>> BEGIN

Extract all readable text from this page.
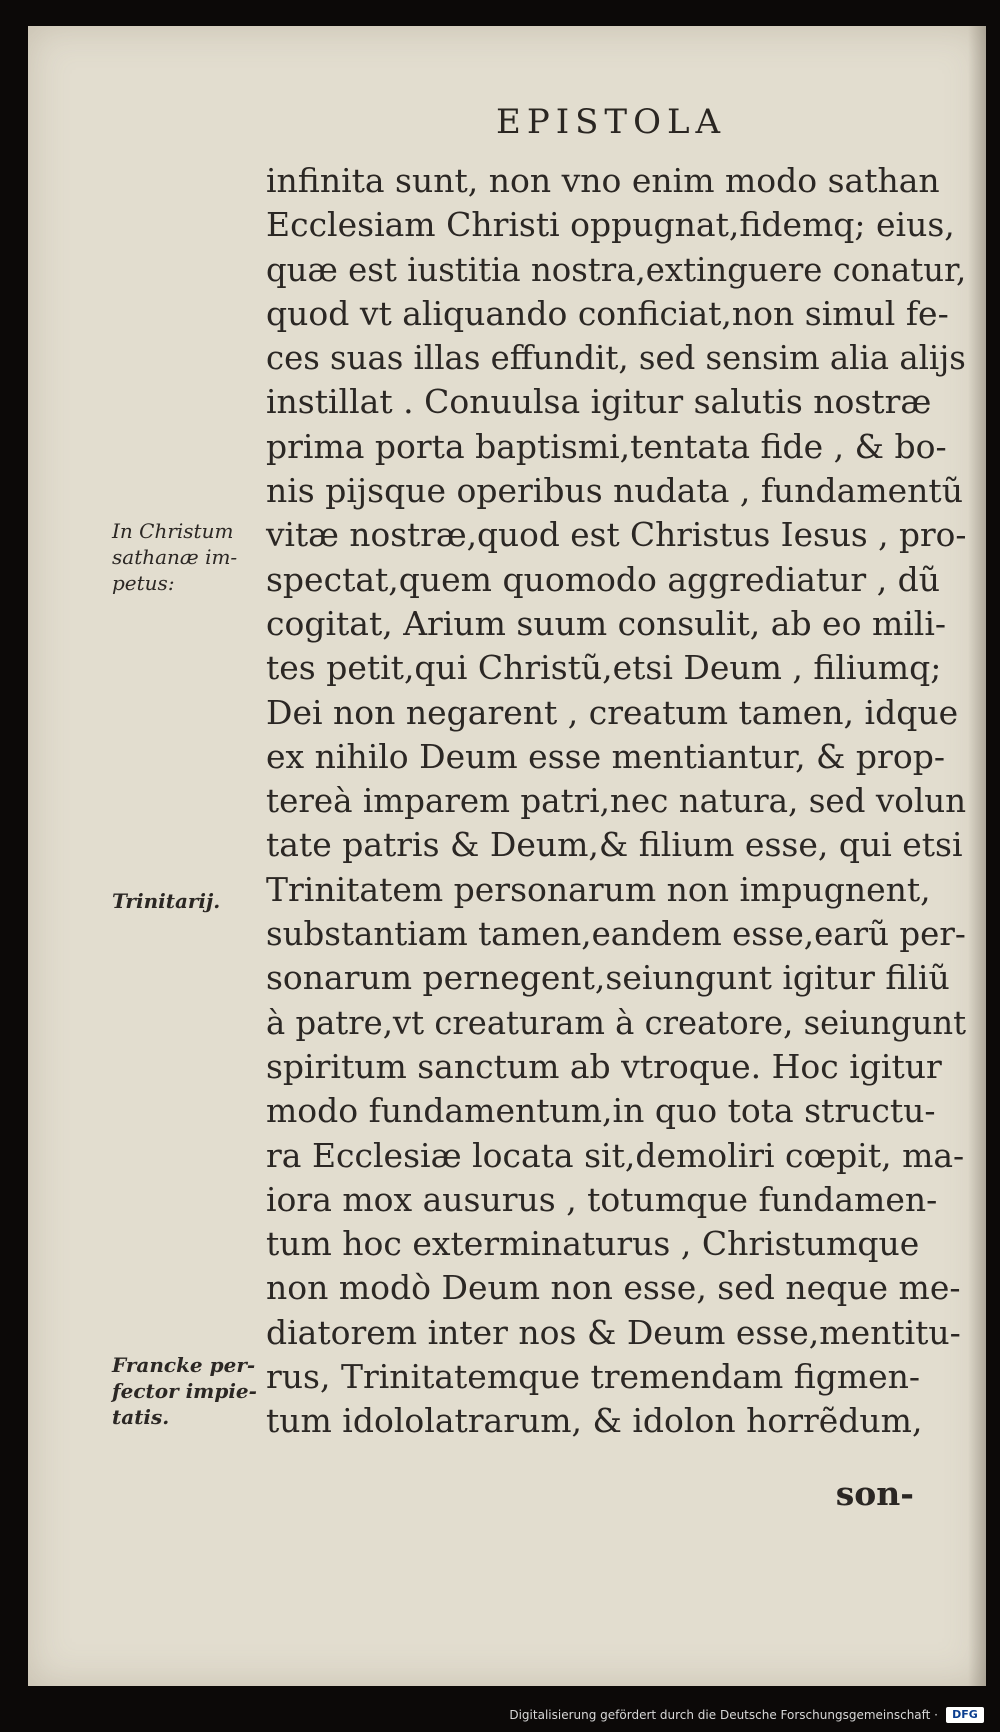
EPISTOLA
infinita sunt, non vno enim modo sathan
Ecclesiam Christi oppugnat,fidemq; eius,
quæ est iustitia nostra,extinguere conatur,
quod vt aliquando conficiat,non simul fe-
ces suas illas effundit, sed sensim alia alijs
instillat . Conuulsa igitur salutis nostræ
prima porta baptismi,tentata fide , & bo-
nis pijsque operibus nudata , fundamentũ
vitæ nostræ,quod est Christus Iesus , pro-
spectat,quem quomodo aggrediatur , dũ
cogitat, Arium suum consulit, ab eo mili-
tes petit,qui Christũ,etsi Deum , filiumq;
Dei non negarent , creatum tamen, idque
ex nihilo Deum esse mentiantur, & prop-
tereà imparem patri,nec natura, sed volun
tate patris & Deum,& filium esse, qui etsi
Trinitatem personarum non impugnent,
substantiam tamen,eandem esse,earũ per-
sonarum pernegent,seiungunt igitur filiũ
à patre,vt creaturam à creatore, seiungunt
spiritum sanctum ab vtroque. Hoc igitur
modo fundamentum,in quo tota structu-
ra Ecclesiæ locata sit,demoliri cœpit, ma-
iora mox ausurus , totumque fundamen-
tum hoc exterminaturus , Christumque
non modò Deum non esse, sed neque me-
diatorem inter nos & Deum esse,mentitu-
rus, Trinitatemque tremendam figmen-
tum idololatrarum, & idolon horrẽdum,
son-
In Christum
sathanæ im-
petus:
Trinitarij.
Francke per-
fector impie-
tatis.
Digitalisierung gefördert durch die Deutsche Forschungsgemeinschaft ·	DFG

>> END
>> BEGIN

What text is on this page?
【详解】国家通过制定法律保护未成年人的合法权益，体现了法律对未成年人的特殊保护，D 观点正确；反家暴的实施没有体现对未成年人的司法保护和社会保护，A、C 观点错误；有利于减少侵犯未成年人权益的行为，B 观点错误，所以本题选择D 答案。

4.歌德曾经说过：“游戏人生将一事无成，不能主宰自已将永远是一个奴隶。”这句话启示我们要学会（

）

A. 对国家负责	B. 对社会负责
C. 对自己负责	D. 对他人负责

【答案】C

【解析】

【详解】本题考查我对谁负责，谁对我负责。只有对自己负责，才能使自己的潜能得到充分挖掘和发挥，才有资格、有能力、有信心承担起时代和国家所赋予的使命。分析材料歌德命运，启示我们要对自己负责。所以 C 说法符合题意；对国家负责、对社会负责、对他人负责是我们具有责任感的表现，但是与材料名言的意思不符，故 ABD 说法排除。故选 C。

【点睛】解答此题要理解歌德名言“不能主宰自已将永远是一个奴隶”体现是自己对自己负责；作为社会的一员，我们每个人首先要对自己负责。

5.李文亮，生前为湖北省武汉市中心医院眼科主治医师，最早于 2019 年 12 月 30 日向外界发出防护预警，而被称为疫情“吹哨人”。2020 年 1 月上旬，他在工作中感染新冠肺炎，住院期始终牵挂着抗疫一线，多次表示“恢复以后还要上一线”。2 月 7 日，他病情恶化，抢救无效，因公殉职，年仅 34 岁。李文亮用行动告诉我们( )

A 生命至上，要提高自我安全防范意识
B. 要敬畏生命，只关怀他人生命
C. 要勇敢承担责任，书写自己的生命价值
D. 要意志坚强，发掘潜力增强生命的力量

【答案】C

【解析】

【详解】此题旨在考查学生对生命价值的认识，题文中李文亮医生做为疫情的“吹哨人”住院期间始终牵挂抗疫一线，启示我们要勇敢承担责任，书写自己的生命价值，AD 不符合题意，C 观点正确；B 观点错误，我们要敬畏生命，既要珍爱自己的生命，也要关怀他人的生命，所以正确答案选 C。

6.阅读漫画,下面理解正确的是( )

>> END

*Work to be completed*. Show every line of the listing in which the string "etsi" can be found.

*Answer for this exercise*.
tes petit,qui Christũ,etsi Deum , filiumq;
tate patris & Deum,& filium esse, qui etsi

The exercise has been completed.